* _Challenge_:
Format the lines from the start of the listing through the line containing "The terminal 123 is at (772, 643)." as a numbered list, with blank lines and pictures omitted.

* _Dataset excerpts_:
---*---

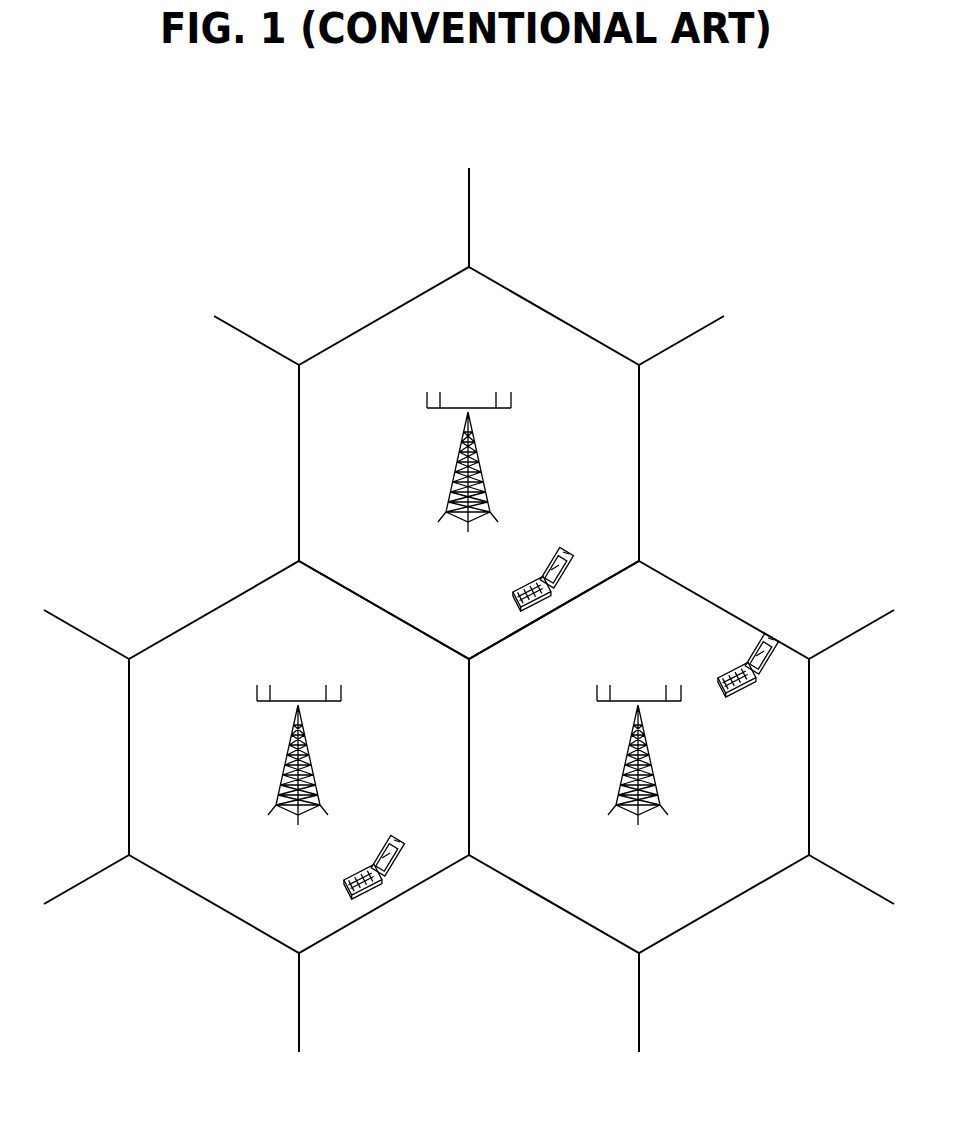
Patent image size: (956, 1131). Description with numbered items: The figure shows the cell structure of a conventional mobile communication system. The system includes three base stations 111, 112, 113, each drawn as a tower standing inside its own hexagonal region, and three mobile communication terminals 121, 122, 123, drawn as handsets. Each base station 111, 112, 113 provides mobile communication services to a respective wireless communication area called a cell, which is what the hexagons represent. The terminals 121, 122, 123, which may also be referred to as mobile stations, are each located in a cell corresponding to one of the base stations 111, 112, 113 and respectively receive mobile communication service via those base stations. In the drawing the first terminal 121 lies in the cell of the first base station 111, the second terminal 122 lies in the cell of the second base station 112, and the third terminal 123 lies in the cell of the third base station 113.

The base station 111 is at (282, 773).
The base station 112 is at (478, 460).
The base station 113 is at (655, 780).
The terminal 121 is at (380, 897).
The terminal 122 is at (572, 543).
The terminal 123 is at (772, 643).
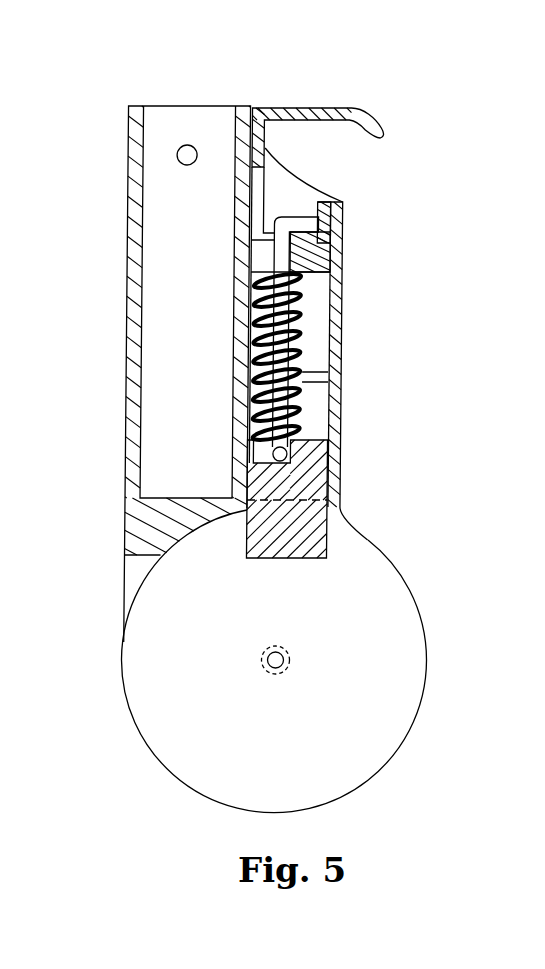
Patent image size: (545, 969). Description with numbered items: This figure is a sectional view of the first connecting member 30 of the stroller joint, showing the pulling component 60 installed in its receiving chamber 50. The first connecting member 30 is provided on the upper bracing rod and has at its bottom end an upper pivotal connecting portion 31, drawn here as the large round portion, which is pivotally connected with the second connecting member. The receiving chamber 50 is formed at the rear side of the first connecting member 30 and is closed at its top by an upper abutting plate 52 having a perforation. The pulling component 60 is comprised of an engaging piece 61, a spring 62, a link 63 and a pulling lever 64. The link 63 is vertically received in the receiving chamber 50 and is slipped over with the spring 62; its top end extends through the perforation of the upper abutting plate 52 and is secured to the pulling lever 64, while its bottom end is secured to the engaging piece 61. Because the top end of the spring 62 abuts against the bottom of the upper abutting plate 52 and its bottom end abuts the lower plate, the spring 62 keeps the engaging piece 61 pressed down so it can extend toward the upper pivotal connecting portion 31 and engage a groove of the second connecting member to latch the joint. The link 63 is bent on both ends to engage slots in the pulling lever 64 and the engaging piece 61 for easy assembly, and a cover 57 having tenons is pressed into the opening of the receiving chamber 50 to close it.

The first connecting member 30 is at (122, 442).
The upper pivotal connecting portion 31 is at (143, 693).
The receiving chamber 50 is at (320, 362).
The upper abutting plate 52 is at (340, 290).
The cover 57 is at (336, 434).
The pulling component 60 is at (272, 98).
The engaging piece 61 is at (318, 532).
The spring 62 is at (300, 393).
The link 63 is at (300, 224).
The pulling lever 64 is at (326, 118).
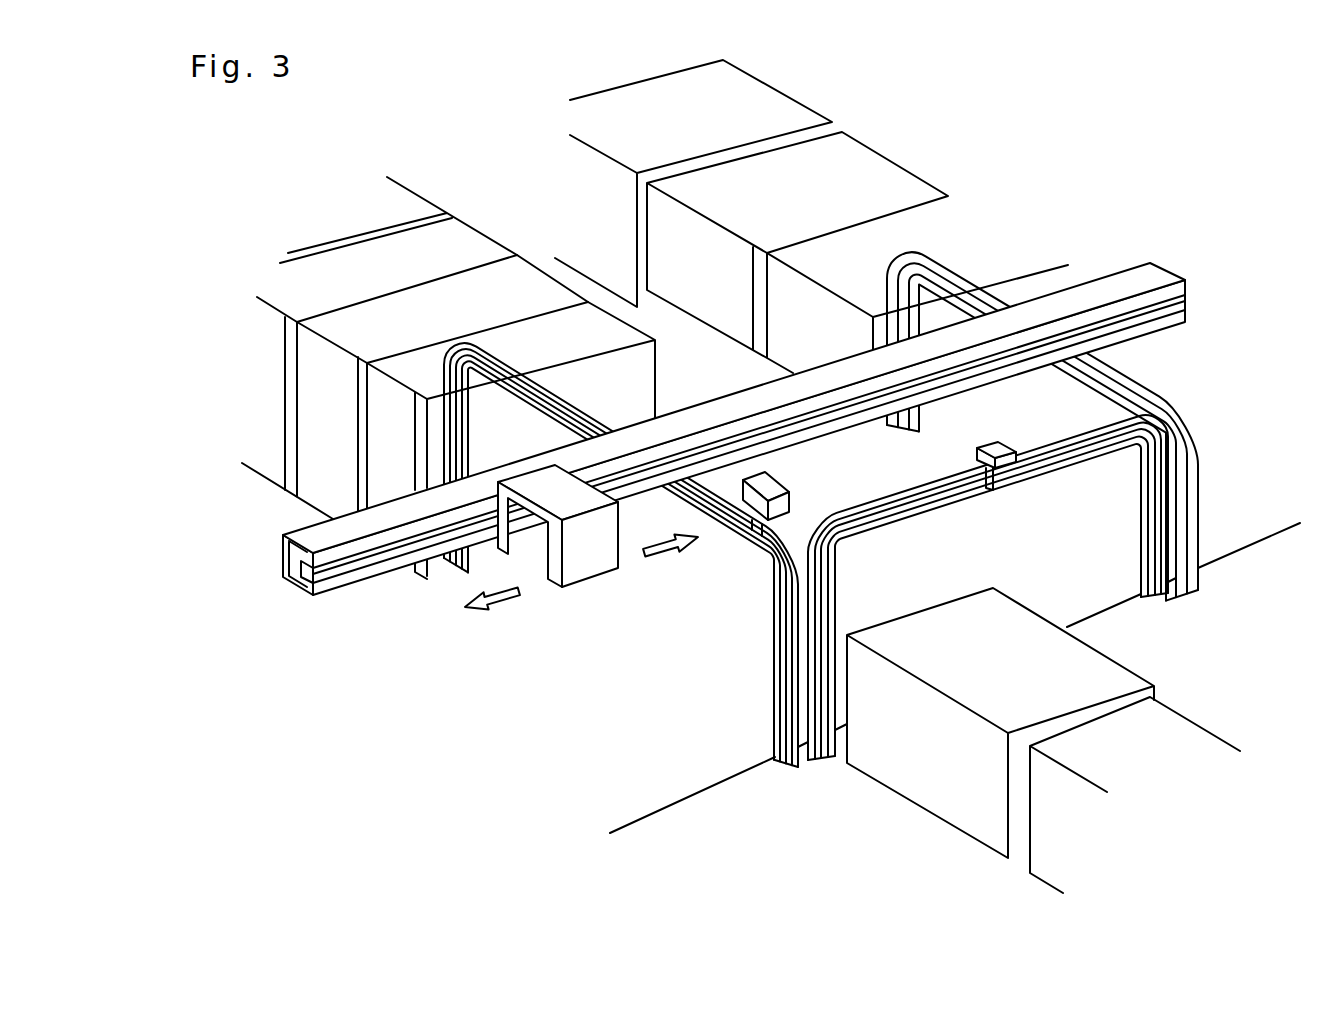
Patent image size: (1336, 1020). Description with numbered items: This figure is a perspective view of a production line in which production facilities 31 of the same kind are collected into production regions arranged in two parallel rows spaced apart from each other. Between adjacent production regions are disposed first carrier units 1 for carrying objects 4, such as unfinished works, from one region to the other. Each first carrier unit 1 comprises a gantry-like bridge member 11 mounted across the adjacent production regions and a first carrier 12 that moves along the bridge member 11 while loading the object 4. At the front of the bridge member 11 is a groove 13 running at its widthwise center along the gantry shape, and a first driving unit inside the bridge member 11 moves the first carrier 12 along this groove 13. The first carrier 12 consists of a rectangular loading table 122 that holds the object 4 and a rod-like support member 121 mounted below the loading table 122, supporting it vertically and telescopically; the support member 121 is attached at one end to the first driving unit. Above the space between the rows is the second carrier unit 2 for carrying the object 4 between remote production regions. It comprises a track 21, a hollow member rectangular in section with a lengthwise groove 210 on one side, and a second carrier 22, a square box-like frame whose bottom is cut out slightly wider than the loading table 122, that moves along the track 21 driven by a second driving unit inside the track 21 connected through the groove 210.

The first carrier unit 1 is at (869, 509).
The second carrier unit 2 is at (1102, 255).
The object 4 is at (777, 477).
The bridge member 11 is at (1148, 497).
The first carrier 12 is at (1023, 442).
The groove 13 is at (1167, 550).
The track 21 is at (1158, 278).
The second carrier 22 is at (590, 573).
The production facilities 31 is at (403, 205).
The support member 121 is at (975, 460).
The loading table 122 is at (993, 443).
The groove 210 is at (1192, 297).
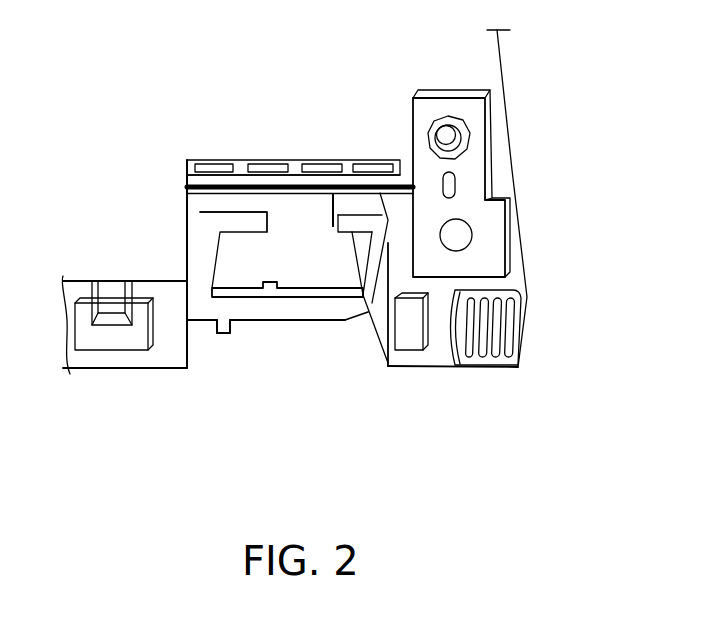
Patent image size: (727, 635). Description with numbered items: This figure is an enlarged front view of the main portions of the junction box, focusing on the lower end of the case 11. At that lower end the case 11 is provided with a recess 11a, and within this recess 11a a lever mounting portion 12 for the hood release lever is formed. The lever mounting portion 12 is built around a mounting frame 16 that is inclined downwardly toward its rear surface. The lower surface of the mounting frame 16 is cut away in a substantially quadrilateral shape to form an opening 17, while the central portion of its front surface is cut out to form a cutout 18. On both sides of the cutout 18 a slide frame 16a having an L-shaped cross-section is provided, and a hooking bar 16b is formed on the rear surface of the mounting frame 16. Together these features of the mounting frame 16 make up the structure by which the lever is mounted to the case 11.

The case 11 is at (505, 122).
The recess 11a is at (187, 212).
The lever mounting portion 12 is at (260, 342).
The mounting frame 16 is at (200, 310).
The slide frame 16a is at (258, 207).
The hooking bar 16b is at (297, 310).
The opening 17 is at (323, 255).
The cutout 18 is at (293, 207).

---*---

* _Solution below_:
1. Patent image size: (956, 1131). Description with numbered items: The figure shows the cell structure of a conventional mobile communication system. The system includes three base stations 111, 112, 113, each drawn as a tower standing inside its own hexagonal region, and three mobile communication terminals 121, 122, 123, drawn as handsets. Each base station 111, 112, 113 provides mobile communication services to a respective wireless communication area called a cell, which is what the hexagons represent. The terminals 121, 122, 123, which may also be referred to as mobile stations, are each located in a cell corresponding to one of the base stations 111, 112, 113 and respectively receive mobile communication service via those base stations. In the drawing the first terminal 121 lies in the cell of the first base station 111, the second terminal 122 lies in the cell of the second base station 112, and the third terminal 123 lies in the cell of the third base station 113.
2. The base station 111 is at (282, 773).
3. The base station 112 is at (478, 460).
4. The base station 113 is at (655, 780).
5. The terminal 121 is at (380, 897).
6. The terminal 122 is at (572, 543).
7. The terminal 123 is at (772, 643).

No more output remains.